■ Directions
Take each line that has the word "document" and return it.

BEGIN Exercise input

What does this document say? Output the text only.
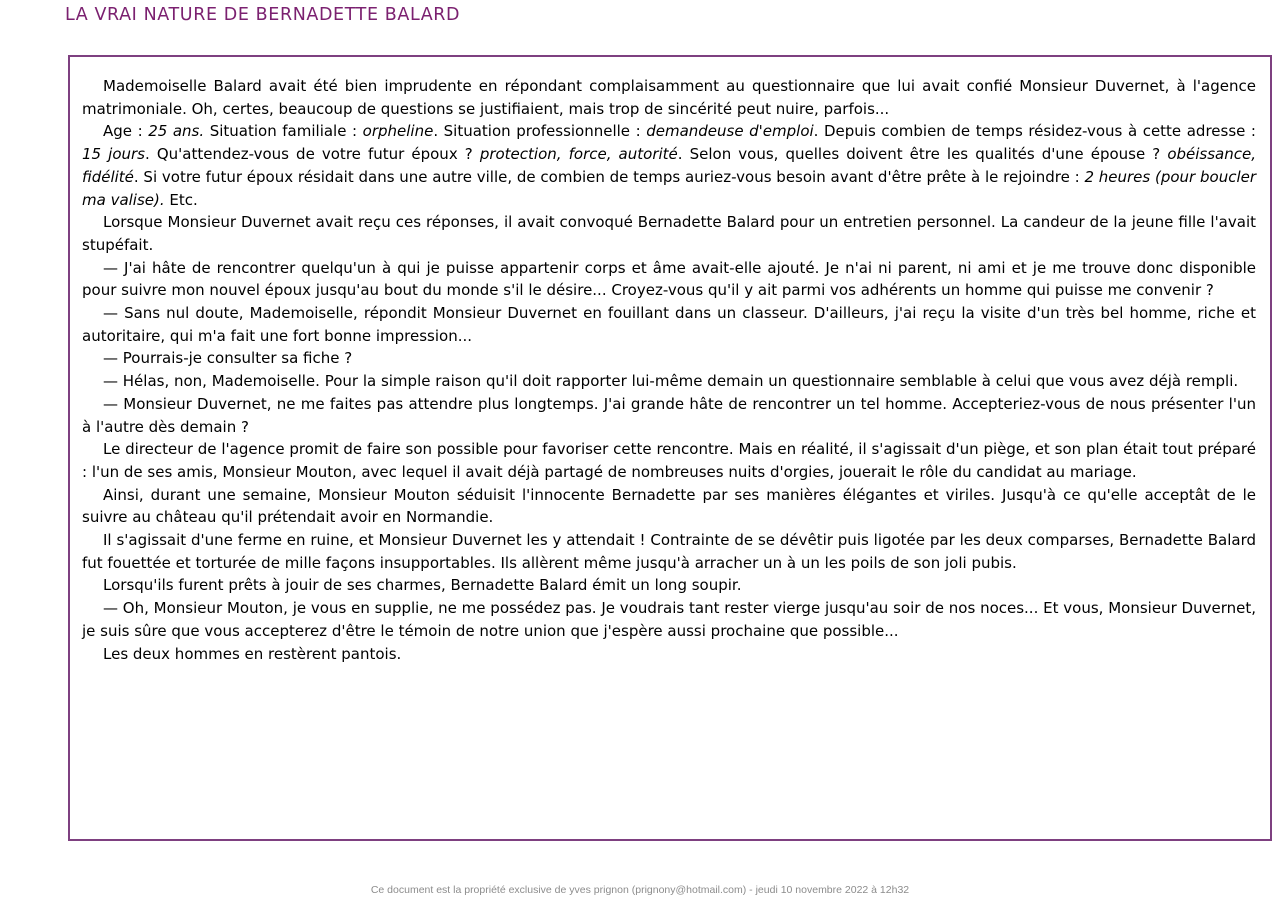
LA VRAI NATURE DE BERNADETTE BALARD

Mademoiselle Balard avait été bien imprudente en répondant complaisamment au questionnaire que lui avait confié Monsieur Duvernet, à l'agence matrimoniale. Oh, certes, beaucoup de questions se justifiaient, mais trop de sincérité peut nuire, parfois...

Age : 25 ans. Situation familiale : orpheline. Situation professionnelle : demandeuse d'emploi. Depuis combien de temps résidez-vous à cette adresse : 15 jours. Qu'attendez-vous de votre futur époux ? protection, force, autorité. Selon vous, quelles doivent être les qualités d'une épouse ? obéissance, fidélité. Si votre futur époux résidait dans une autre ville, de combien de temps auriez-vous besoin avant d'être prête à le rejoindre : 2 heures (pour boucler ma valise). Etc.

Lorsque Monsieur Duvernet avait reçu ces réponses, il avait convoqué Bernadette Balard pour un entretien personnel. La candeur de la jeune fille l'avait stupéfait.

— J'ai hâte de rencontrer quelqu'un à qui je puisse appartenir corps et âme avait-elle ajouté. Je n'ai ni parent, ni ami et je me trouve donc disponible pour suivre mon nouvel époux jusqu'au bout du monde s'il le désire... Croyez-vous qu'il y ait parmi vos adhérents un homme qui puisse me convenir ?

— Sans nul doute, Mademoiselle, répondit Monsieur Duvernet en fouillant dans un classeur. D'ailleurs, j'ai reçu la visite d'un très bel homme, riche et autoritaire, qui m'a fait une fort bonne impression...

— Pourrais-je consulter sa fiche ?

— Hélas, non, Mademoiselle. Pour la simple raison qu'il doit rapporter lui-même demain un questionnaire semblable à celui que vous avez déjà rempli.

— Monsieur Duvernet, ne me faites pas attendre plus longtemps. J'ai grande hâte de rencontrer un tel homme. Accepteriez-vous de nous présenter l'un à l'autre dès demain ?

Le directeur de l'agence promit de faire son possible pour favoriser cette rencontre. Mais en réalité, il s'agissait d'un piège, et son plan était tout préparé : l'un de ses amis, Monsieur Mouton, avec lequel il avait déjà partagé de nombreuses nuits d'orgies, jouerait le rôle du candidat au mariage.

Ainsi, durant une semaine, Monsieur Mouton séduisit l'innocente Bernadette par ses manières élégantes et viriles. Jusqu'à ce qu'elle acceptât de le suivre au château qu'il prétendait avoir en Normandie.

Il s'agissait d'une ferme en ruine, et Monsieur Duvernet les y attendait ! Contrainte de se dévêtir puis ligotée par les deux comparses, Bernadette Balard fut fouettée et torturée de mille façons insupportables. Ils allèrent même jusqu'à arracher un à un les poils de son joli pubis.

Lorsqu'ils furent prêts à jouir de ses charmes, Bernadette Balard émit un long soupir.

— Oh, Monsieur Mouton, je vous en supplie, ne me possédez pas. Je voudrais tant rester vierge jusqu'au soir de nos noces... Et vous, Monsieur Duvernet, je suis sûre que vous accepterez d'être le témoin de notre union que j'espère aussi prochaine que possible...

Les deux hommes en restèrent pantois.

Ce document est la propriété exclusive de yves prignon (prignony@hotmail.com) - jeudi 10 novembre 2022 à 12h32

END Exercise input

■ Solution to this problem
What does this document say? Output the text only.
Ce document est la propriété exclusive de yves prignon (prignony@hotmail.com) - jeudi 10 novembre 2022 à 12h32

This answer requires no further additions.